## Set problem
In this exercise, return the whole listing exactly, excluding any images.

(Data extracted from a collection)
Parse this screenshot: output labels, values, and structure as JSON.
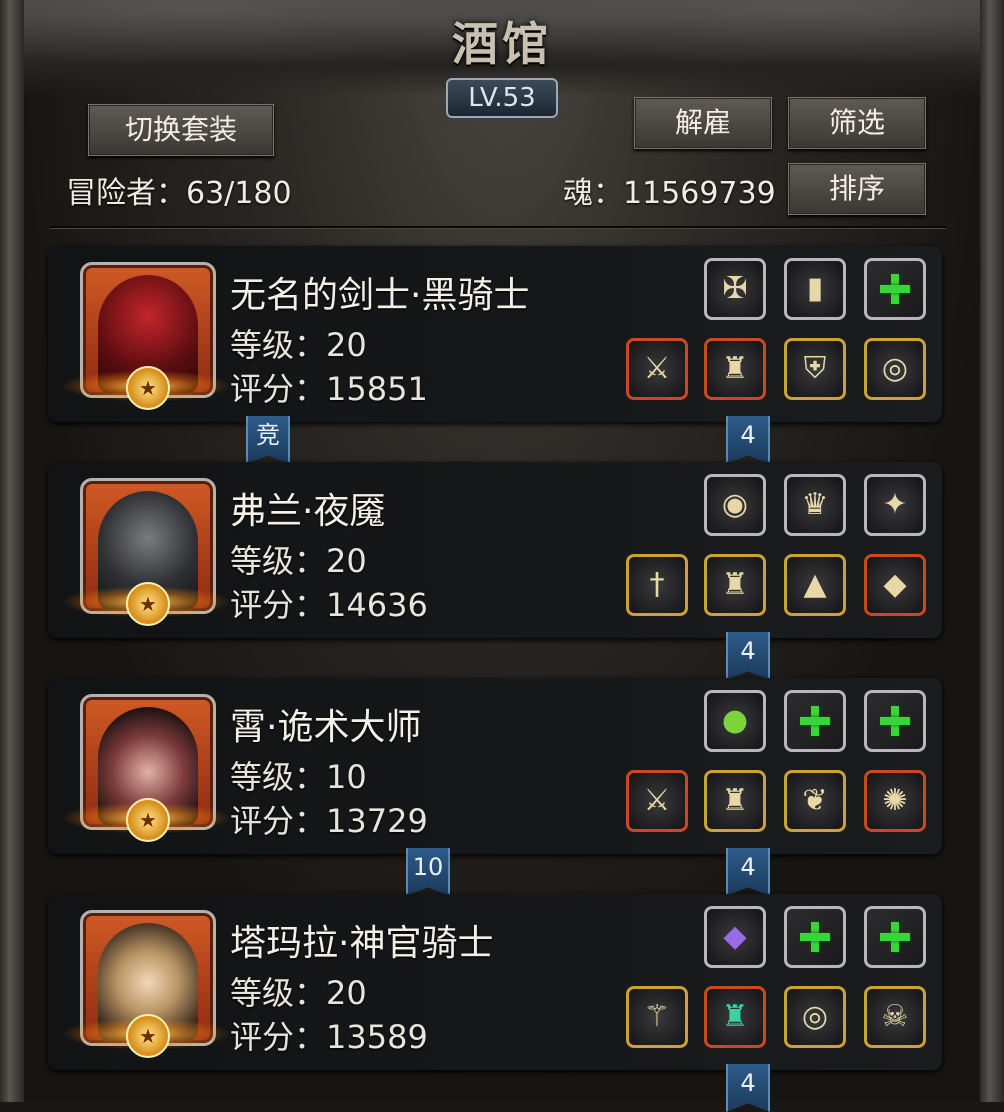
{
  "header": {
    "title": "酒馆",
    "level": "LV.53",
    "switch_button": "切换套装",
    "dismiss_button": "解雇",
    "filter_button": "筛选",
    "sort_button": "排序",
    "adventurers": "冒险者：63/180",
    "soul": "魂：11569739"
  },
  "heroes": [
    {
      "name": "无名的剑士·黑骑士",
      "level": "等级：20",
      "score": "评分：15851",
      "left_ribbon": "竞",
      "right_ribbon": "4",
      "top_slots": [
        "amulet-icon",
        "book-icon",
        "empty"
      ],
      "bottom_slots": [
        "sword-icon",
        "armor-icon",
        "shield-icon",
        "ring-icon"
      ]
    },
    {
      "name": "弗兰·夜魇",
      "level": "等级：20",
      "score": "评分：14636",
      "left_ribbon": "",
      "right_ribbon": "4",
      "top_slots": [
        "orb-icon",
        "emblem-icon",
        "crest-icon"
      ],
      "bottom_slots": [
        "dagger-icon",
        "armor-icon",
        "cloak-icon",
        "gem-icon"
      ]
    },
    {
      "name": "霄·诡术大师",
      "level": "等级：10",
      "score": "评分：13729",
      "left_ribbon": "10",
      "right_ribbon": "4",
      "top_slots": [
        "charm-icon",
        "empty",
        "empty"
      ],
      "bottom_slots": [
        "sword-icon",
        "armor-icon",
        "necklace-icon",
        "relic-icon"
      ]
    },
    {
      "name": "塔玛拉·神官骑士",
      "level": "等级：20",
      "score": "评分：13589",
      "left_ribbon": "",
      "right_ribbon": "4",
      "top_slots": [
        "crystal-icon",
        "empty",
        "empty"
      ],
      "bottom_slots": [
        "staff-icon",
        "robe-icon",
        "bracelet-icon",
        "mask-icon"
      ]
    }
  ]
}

## Response to this exercise
Parse this screenshot: output labels, values, and structure as JSON.
{
  "header": {
    "title": "酒馆",
    "level": "LV.53",
    "switch_button": "切换套装",
    "dismiss_button": "解雇",
    "filter_button": "筛选",
    "sort_button": "排序",
    "adventurers": "冒险者：63/180",
    "soul": "魂：11569739"
  },
  "heroes": [
    {
      "name": "无名的剑士·黑骑士",
      "level": "等级：20",
      "score": "评分：15851",
      "left_ribbon": "竞",
      "right_ribbon": "4",
      "top_slots": [
        "amulet-icon",
        "book-icon",
        "empty"
      ],
      "bottom_slots": [
        "sword-icon",
        "armor-icon",
        "shield-icon",
        "ring-icon"
      ]
    },
    {
      "name": "弗兰·夜魇",
      "level": "等级：20",
      "score": "评分：14636",
      "left_ribbon": "",
      "right_ribbon": "4",
      "top_slots": [
        "orb-icon",
        "emblem-icon",
        "crest-icon"
      ],
      "bottom_slots": [
        "dagger-icon",
        "armor-icon",
        "cloak-icon",
        "gem-icon"
      ]
    },
    {
      "name": "霄·诡术大师",
      "level": "等级：10",
      "score": "评分：13729",
      "left_ribbon": "10",
      "right_ribbon": "4",
      "top_slots": [
        "charm-icon",
        "empty",
        "empty"
      ],
      "bottom_slots": [
        "sword-icon",
        "armor-icon",
        "necklace-icon",
        "relic-icon"
      ]
    },
    {
      "name": "塔玛拉·神官骑士",
      "level": "等级：20",
      "score": "评分：13589",
      "left_ribbon": "",
      "right_ribbon": "4",
      "top_slots": [
        "crystal-icon",
        "empty",
        "empty"
      ],
      "bottom_slots": [
        "staff-icon",
        "robe-icon",
        "bracelet-icon",
        "mask-icon"
      ]
    }
  ]
}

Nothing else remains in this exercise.